:: REQUIREMENTS ::
Output every entry exactly as written, but omit the pictures.

:: Figure content listings ::

· · · ·

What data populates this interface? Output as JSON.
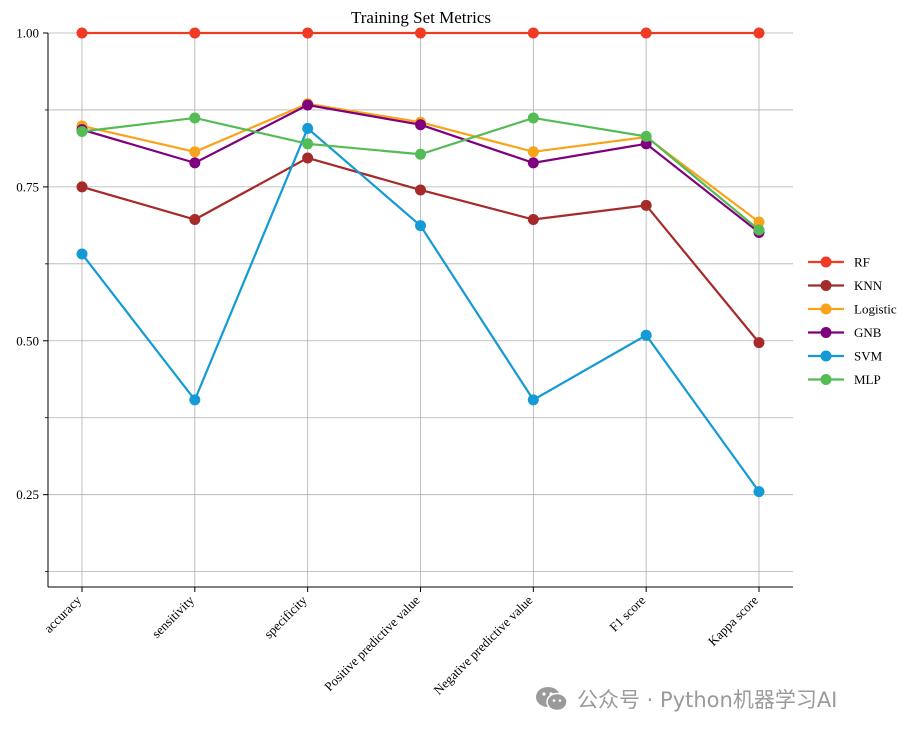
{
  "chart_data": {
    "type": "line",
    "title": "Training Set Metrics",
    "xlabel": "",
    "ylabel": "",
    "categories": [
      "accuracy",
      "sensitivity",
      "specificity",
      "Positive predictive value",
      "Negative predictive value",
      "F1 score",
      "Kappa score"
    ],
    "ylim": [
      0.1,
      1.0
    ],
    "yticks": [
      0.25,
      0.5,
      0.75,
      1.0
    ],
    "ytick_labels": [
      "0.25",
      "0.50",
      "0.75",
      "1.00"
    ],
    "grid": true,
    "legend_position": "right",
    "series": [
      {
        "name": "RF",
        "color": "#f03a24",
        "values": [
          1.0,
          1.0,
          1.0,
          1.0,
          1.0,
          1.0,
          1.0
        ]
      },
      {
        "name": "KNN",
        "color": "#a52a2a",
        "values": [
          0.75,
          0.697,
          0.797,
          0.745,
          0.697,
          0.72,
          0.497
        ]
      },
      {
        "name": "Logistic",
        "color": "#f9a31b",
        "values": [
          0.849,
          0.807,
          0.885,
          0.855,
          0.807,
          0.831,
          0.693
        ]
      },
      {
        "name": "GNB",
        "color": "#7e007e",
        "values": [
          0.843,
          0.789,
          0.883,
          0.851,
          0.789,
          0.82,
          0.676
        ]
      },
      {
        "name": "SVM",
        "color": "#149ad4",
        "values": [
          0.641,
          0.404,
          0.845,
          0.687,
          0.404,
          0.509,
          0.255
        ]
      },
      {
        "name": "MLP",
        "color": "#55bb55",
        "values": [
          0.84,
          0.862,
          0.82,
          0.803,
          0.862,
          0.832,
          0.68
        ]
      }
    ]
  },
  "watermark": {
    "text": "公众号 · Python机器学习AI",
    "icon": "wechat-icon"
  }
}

· · · ·

:: SOLUTION TO THIS PROBLEM ::
What data populates this interface? Output as JSON.
{
  "chart_data": {
    "type": "line",
    "title": "Training Set Metrics",
    "xlabel": "",
    "ylabel": "",
    "categories": [
      "accuracy",
      "sensitivity",
      "specificity",
      "Positive predictive value",
      "Negative predictive value",
      "F1 score",
      "Kappa score"
    ],
    "ylim": [
      0.1,
      1.0
    ],
    "yticks": [
      0.25,
      0.5,
      0.75,
      1.0
    ],
    "ytick_labels": [
      "0.25",
      "0.50",
      "0.75",
      "1.00"
    ],
    "grid": true,
    "legend_position": "right",
    "series": [
      {
        "name": "RF",
        "color": "#f03a24",
        "values": [
          1.0,
          1.0,
          1.0,
          1.0,
          1.0,
          1.0,
          1.0
        ]
      },
      {
        "name": "KNN",
        "color": "#a52a2a",
        "values": [
          0.75,
          0.697,
          0.797,
          0.745,
          0.697,
          0.72,
          0.497
        ]
      },
      {
        "name": "Logistic",
        "color": "#f9a31b",
        "values": [
          0.849,
          0.807,
          0.885,
          0.855,
          0.807,
          0.831,
          0.693
        ]
      },
      {
        "name": "GNB",
        "color": "#7e007e",
        "values": [
          0.843,
          0.789,
          0.883,
          0.851,
          0.789,
          0.82,
          0.676
        ]
      },
      {
        "name": "SVM",
        "color": "#149ad4",
        "values": [
          0.641,
          0.404,
          0.845,
          0.687,
          0.404,
          0.509,
          0.255
        ]
      },
      {
        "name": "MLP",
        "color": "#55bb55",
        "values": [
          0.84,
          0.862,
          0.82,
          0.803,
          0.862,
          0.832,
          0.68
        ]
      }
    ]
  },
  "watermark": {
    "text": "公众号 · Python机器学习AI",
    "icon": "wechat-icon"
  }
}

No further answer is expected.